- _The request_:
Copy all the entries word for word, but omit the pictures.

- _Source records_:
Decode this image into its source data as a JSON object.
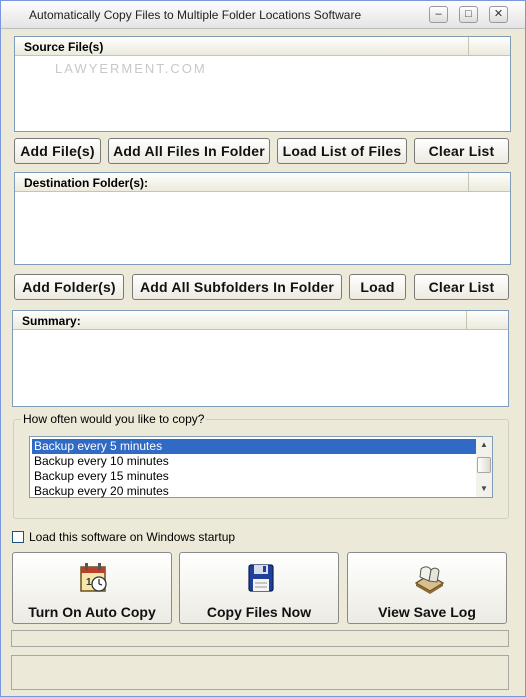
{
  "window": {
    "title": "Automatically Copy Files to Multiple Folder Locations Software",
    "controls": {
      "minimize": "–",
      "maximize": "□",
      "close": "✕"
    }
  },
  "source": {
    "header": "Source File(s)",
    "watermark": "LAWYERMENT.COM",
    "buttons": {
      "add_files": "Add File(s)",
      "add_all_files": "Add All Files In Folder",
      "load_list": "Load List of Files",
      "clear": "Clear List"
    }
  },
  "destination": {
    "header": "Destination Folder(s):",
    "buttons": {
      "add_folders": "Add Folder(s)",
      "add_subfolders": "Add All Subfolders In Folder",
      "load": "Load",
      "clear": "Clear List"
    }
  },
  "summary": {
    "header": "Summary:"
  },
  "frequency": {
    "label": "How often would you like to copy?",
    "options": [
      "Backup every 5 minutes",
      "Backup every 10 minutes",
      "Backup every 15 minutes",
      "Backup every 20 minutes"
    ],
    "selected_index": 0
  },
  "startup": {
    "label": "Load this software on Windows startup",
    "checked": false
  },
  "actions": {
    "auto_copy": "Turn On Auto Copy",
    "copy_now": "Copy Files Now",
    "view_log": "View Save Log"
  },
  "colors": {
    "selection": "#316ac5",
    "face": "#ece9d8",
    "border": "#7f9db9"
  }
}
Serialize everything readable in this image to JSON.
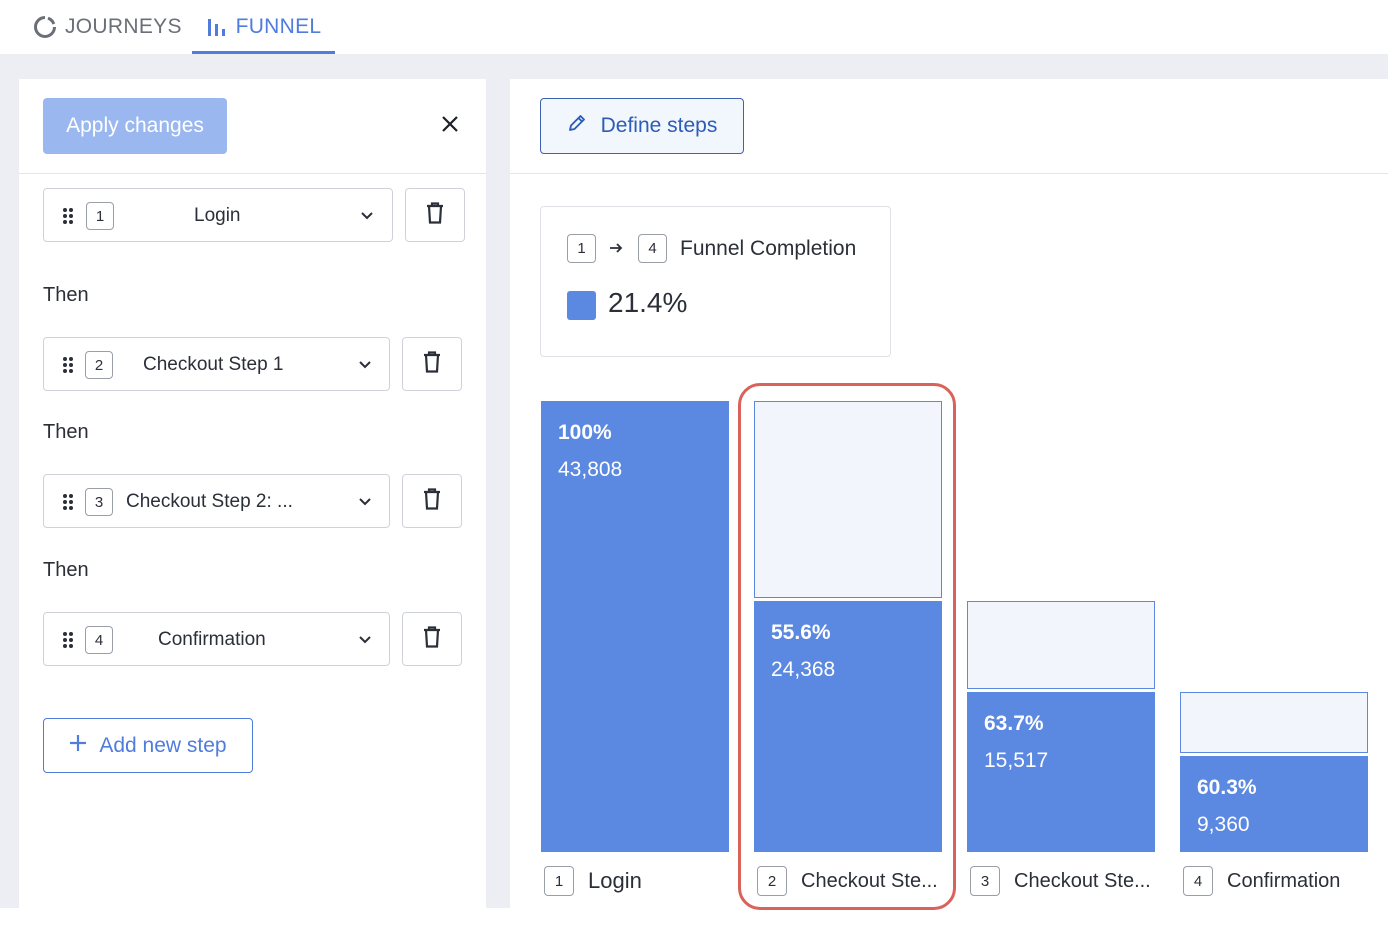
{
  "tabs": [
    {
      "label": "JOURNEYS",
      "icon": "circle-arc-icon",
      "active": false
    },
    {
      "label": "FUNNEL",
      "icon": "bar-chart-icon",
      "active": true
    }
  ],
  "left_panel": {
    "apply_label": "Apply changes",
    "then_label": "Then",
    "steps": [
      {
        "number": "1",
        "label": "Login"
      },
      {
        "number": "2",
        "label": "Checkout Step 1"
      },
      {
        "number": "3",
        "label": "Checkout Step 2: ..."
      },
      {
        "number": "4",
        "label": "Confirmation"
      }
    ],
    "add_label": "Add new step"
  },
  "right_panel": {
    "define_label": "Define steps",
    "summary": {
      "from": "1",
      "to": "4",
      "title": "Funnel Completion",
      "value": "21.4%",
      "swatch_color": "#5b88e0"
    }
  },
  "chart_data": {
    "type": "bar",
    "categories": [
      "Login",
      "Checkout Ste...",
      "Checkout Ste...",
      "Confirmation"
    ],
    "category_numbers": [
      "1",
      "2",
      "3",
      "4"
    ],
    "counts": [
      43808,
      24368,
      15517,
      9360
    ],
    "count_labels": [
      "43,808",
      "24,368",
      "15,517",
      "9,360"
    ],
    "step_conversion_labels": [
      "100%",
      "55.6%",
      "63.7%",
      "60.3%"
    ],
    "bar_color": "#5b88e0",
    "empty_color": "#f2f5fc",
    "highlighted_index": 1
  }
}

- _Task response_:
Decode this image into its source data as a JSON object.
{
  "window": {
    "title": "Automatically Copy Files to Multiple Folder Locations Software",
    "controls": {
      "minimize": "–",
      "maximize": "□",
      "close": "✕"
    }
  },
  "source": {
    "header": "Source File(s)",
    "watermark": "LAWYERMENT.COM",
    "buttons": {
      "add_files": "Add File(s)",
      "add_all_files": "Add All Files In Folder",
      "load_list": "Load List of Files",
      "clear": "Clear List"
    }
  },
  "destination": {
    "header": "Destination Folder(s):",
    "buttons": {
      "add_folders": "Add Folder(s)",
      "add_subfolders": "Add All Subfolders In Folder",
      "load": "Load",
      "clear": "Clear List"
    }
  },
  "summary": {
    "header": "Summary:"
  },
  "frequency": {
    "label": "How often would you like to copy?",
    "options": [
      "Backup every 5 minutes",
      "Backup every 10 minutes",
      "Backup every 15 minutes",
      "Backup every 20 minutes"
    ],
    "selected_index": 0
  },
  "startup": {
    "label": "Load this software on Windows startup",
    "checked": false
  },
  "actions": {
    "auto_copy": "Turn On Auto Copy",
    "copy_now": "Copy Files Now",
    "view_log": "View Save Log"
  },
  "colors": {
    "selection": "#316ac5",
    "face": "#ece9d8",
    "border": "#7f9db9"
  }
}
Serialize everything readable in this image to JSON.
{
  "tabs": [
    {
      "label": "JOURNEYS",
      "icon": "circle-arc-icon",
      "active": false
    },
    {
      "label": "FUNNEL",
      "icon": "bar-chart-icon",
      "active": true
    }
  ],
  "left_panel": {
    "apply_label": "Apply changes",
    "then_label": "Then",
    "steps": [
      {
        "number": "1",
        "label": "Login"
      },
      {
        "number": "2",
        "label": "Checkout Step 1"
      },
      {
        "number": "3",
        "label": "Checkout Step 2: ..."
      },
      {
        "number": "4",
        "label": "Confirmation"
      }
    ],
    "add_label": "Add new step"
  },
  "right_panel": {
    "define_label": "Define steps",
    "summary": {
      "from": "1",
      "to": "4",
      "title": "Funnel Completion",
      "value": "21.4%",
      "swatch_color": "#5b88e0"
    }
  },
  "chart_data": {
    "type": "bar",
    "categories": [
      "Login",
      "Checkout Ste...",
      "Checkout Ste...",
      "Confirmation"
    ],
    "category_numbers": [
      "1",
      "2",
      "3",
      "4"
    ],
    "counts": [
      43808,
      24368,
      15517,
      9360
    ],
    "count_labels": [
      "43,808",
      "24,368",
      "15,517",
      "9,360"
    ],
    "step_conversion_labels": [
      "100%",
      "55.6%",
      "63.7%",
      "60.3%"
    ],
    "bar_color": "#5b88e0",
    "empty_color": "#f2f5fc",
    "highlighted_index": 1
  }
}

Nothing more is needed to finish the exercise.